#### Record extracts

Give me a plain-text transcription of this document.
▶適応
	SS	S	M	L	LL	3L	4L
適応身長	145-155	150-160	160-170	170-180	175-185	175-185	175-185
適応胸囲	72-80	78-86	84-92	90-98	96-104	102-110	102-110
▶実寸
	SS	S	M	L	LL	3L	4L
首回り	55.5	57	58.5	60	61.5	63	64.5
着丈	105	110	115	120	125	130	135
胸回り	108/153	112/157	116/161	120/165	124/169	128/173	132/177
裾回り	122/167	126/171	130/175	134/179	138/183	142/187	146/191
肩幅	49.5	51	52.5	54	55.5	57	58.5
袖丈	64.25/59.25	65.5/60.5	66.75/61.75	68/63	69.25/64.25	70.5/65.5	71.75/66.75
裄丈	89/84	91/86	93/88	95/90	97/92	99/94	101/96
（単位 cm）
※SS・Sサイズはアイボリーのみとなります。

########

What the task asks →
Copy out the whole listing exactly; please set it all down.

Solution →
Give me a plain-text transcription of this document.
▶適応
	SS	S	M	L	LL	3L	4L
適応身長	145-155	150-160	160-170	170-180	175-185	175-185	175-185
適応胸囲	72-80	78-86	84-92	90-98	96-104	102-110	102-110
▶実寸
	SS	S	M	L	LL	3L	4L
首回り	55.5	57	58.5	60	61.5	63	64.5
着丈	105	110	115	120	125	130	135
胸回り	108/153	112/157	116/161	120/165	124/169	128/173	132/177
裾回り	122/167	126/171	130/175	134/179	138/183	142/187	146/191
肩幅	49.5	51	52.5	54	55.5	57	58.5
袖丈	64.25/59.25	65.5/60.5	66.75/61.75	68/63	69.25/64.25	70.5/65.5	71.75/66.75
裄丈	89/84	91/86	93/88	95/90	97/92	99/94	101/96
（単位 cm）
※SS・Sサイズはアイボリーのみとなります。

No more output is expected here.